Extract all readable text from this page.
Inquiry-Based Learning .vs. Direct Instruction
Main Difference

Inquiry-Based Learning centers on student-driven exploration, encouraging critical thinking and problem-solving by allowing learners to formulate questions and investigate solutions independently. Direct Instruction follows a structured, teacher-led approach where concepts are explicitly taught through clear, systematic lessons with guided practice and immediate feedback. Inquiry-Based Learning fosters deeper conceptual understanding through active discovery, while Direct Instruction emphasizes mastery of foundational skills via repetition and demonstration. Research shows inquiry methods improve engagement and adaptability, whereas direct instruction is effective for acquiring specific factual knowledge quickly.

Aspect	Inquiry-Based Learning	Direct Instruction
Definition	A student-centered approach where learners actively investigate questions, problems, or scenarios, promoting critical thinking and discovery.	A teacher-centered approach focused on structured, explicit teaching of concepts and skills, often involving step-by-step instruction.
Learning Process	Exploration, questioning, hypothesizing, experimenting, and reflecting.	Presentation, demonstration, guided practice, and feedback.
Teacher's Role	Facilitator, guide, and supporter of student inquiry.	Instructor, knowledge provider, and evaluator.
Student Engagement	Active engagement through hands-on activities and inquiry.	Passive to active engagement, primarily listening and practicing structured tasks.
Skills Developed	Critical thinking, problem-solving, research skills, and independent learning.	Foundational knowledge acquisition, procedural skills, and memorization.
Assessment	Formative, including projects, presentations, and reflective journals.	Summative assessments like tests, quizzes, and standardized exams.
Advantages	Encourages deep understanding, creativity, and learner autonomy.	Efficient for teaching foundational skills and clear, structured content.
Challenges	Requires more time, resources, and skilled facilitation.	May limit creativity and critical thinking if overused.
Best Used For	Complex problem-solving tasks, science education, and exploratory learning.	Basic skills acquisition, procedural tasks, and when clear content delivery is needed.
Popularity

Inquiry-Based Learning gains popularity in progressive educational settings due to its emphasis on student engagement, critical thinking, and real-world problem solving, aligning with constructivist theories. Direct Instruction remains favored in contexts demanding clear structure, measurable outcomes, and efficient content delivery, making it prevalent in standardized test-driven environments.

*WORK INSTRUCTIONS:*
Find how many of the lines above have the word "creativity" in them. State only that number.

*RESPONSE:*
2